**STATED PROBLEM**
Extract the entries in their exact form.

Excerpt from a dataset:
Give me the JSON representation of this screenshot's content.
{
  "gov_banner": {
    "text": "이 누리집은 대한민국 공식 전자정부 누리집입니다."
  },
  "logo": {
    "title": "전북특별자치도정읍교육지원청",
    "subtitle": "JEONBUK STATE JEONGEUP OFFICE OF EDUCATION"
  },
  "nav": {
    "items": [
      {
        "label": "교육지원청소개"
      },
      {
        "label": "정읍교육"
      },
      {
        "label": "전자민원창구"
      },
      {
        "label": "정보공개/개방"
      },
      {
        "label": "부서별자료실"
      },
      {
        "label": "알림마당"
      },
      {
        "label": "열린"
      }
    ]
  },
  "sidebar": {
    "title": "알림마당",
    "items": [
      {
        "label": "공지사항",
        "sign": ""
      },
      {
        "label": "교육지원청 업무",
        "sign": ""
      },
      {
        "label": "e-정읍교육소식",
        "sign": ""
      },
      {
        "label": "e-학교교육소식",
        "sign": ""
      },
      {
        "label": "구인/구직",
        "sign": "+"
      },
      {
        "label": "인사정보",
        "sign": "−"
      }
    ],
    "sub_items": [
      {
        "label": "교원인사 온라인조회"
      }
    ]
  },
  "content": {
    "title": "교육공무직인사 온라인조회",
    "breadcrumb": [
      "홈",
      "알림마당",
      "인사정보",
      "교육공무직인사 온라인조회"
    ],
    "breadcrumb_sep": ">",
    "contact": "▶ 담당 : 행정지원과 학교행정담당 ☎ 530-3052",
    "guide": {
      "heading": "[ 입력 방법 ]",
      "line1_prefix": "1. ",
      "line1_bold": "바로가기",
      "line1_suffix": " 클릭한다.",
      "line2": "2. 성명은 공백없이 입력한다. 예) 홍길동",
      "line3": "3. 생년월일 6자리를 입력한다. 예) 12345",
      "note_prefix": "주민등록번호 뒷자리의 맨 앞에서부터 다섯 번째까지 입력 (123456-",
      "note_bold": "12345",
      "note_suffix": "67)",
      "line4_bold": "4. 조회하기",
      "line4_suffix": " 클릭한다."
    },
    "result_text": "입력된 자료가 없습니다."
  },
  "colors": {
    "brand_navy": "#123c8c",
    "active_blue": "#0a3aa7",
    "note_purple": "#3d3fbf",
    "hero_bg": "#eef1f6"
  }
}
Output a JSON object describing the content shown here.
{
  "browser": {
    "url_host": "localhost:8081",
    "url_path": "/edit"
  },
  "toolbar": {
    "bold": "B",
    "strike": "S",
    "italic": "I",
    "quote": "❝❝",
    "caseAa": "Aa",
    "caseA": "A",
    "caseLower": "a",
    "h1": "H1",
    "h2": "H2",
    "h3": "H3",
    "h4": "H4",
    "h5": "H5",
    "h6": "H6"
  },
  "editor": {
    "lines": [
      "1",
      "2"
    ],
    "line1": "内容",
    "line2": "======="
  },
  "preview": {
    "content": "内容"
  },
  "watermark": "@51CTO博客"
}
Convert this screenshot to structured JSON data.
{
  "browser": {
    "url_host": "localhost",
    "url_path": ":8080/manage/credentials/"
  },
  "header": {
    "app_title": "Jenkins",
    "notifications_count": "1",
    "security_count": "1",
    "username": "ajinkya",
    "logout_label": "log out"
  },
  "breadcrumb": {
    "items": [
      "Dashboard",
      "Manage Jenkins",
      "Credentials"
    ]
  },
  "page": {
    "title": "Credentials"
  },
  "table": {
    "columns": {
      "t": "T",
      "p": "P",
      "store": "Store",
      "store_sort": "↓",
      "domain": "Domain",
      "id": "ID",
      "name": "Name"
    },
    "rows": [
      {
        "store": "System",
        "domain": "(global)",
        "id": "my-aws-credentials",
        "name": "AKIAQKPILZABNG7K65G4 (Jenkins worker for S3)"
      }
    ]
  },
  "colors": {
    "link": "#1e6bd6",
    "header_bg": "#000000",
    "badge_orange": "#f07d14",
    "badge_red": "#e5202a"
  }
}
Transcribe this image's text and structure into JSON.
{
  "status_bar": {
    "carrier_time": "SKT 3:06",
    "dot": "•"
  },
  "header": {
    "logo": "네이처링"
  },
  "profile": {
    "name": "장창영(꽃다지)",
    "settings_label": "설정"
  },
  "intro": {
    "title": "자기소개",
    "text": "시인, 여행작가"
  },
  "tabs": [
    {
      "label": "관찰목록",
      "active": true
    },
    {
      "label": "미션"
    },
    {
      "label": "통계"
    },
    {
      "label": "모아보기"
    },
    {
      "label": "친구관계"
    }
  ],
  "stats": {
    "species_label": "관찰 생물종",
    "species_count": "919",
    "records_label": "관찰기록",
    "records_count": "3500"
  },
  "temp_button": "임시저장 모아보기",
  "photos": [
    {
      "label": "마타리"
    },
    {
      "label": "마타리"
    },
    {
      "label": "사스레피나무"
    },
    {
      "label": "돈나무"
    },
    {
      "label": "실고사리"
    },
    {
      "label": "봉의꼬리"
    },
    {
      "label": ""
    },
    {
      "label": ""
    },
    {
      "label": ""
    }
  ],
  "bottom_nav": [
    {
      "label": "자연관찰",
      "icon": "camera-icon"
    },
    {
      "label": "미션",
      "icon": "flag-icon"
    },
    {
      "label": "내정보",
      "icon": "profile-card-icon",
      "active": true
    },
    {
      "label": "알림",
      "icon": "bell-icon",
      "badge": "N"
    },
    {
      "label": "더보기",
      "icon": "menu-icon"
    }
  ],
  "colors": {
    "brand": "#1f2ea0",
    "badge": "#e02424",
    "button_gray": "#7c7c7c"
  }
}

**TASK RESULT**
Give me the JSON representation of this screenshot's content.
{
  "gov_banner": {
    "text": "이 누리집은 대한민국 공식 전자정부 누리집입니다."
  },
  "logo": {
    "title": "전북특별자치도정읍교육지원청",
    "subtitle": "JEONBUK STATE JEONGEUP OFFICE OF EDUCATION"
  },
  "nav": {
    "items": [
      {
        "label": "교육지원청소개"
      },
      {
        "label": "정읍교육"
      },
      {
        "label": "전자민원창구"
      },
      {
        "label": "정보공개/개방"
      },
      {
        "label": "부서별자료실"
      },
      {
        "label": "알림마당"
      },
      {
        "label": "열린"
      }
    ]
  },
  "sidebar": {
    "title": "알림마당",
    "items": [
      {
        "label": "공지사항",
        "sign": ""
      },
      {
        "label": "교육지원청 업무",
        "sign": ""
      },
      {
        "label": "e-정읍교육소식",
        "sign": ""
      },
      {
        "label": "e-학교교육소식",
        "sign": ""
      },
      {
        "label": "구인/구직",
        "sign": "+"
      },
      {
        "label": "인사정보",
        "sign": "−"
      }
    ],
    "sub_items": [
      {
        "label": "교원인사 온라인조회"
      }
    ]
  },
  "content": {
    "title": "교육공무직인사 온라인조회",
    "breadcrumb": [
      "홈",
      "알림마당",
      "인사정보",
      "교육공무직인사 온라인조회"
    ],
    "breadcrumb_sep": ">",
    "contact": "▶ 담당 : 행정지원과 학교행정담당 ☎ 530-3052",
    "guide": {
      "heading": "[ 입력 방법 ]",
      "line1_prefix": "1. ",
      "line1_bold": "바로가기",
      "line1_suffix": " 클릭한다.",
      "line2": "2. 성명은 공백없이 입력한다. 예) 홍길동",
      "line3": "3. 생년월일 6자리를 입력한다. 예) 12345",
      "note_prefix": "주민등록번호 뒷자리의 맨 앞에서부터 다섯 번째까지 입력 (123456-",
      "note_bold": "12345",
      "note_suffix": "67)",
      "line4_bold": "4. 조회하기",
      "line4_suffix": " 클릭한다."
    },
    "result_text": "입력된 자료가 없습니다."
  },
  "colors": {
    "brand_navy": "#123c8c",
    "active_blue": "#0a3aa7",
    "note_purple": "#3d3fbf",
    "hero_bg": "#eef1f6"
  }
}
Output a JSON object describing the content shown here.
{
  "browser": {
    "url_host": "localhost:8081",
    "url_path": "/edit"
  },
  "toolbar": {
    "bold": "B",
    "strike": "S",
    "italic": "I",
    "quote": "❝❝",
    "caseAa": "Aa",
    "caseA": "A",
    "caseLower": "a",
    "h1": "H1",
    "h2": "H2",
    "h3": "H3",
    "h4": "H4",
    "h5": "H5",
    "h6": "H6"
  },
  "editor": {
    "lines": [
      "1",
      "2"
    ],
    "line1": "内容",
    "line2": "======="
  },
  "preview": {
    "content": "内容"
  },
  "watermark": "@51CTO博客"
}
Convert this screenshot to structured JSON data.
{
  "browser": {
    "url_host": "localhost",
    "url_path": ":8080/manage/credentials/"
  },
  "header": {
    "app_title": "Jenkins",
    "notifications_count": "1",
    "security_count": "1",
    "username": "ajinkya",
    "logout_label": "log out"
  },
  "breadcrumb": {
    "items": [
      "Dashboard",
      "Manage Jenkins",
      "Credentials"
    ]
  },
  "page": {
    "title": "Credentials"
  },
  "table": {
    "columns": {
      "t": "T",
      "p": "P",
      "store": "Store",
      "store_sort": "↓",
      "domain": "Domain",
      "id": "ID",
      "name": "Name"
    },
    "rows": [
      {
        "store": "System",
        "domain": "(global)",
        "id": "my-aws-credentials",
        "name": "AKIAQKPILZABNG7K65G4 (Jenkins worker for S3)"
      }
    ]
  },
  "colors": {
    "link": "#1e6bd6",
    "header_bg": "#000000",
    "badge_orange": "#f07d14",
    "badge_red": "#e5202a"
  }
}
Transcribe this image's text and structure into JSON.
{
  "status_bar": {
    "carrier_time": "SKT 3:06",
    "dot": "•"
  },
  "header": {
    "logo": "네이처링"
  },
  "profile": {
    "name": "장창영(꽃다지)",
    "settings_label": "설정"
  },
  "intro": {
    "title": "자기소개",
    "text": "시인, 여행작가"
  },
  "tabs": [
    {
      "label": "관찰목록",
      "active": true
    },
    {
      "label": "미션"
    },
    {
      "label": "통계"
    },
    {
      "label": "모아보기"
    },
    {
      "label": "친구관계"
    }
  ],
  "stats": {
    "species_label": "관찰 생물종",
    "species_count": "919",
    "records_label": "관찰기록",
    "records_count": "3500"
  },
  "temp_button": "임시저장 모아보기",
  "photos": [
    {
      "label": "마타리"
    },
    {
      "label": "마타리"
    },
    {
      "label": "사스레피나무"
    },
    {
      "label": "돈나무"
    },
    {
      "label": "실고사리"
    },
    {
      "label": "봉의꼬리"
    },
    {
      "label": ""
    },
    {
      "label": ""
    },
    {
      "label": ""
    }
  ],
  "bottom_nav": [
    {
      "label": "자연관찰",
      "icon": "camera-icon"
    },
    {
      "label": "미션",
      "icon": "flag-icon"
    },
    {
      "label": "내정보",
      "icon": "profile-card-icon",
      "active": true
    },
    {
      "label": "알림",
      "icon": "bell-icon",
      "badge": "N"
    },
    {
      "label": "더보기",
      "icon": "menu-icon"
    }
  ],
  "colors": {
    "brand": "#1f2ea0",
    "badge": "#e02424",
    "button_gray": "#7c7c7c"
  }
}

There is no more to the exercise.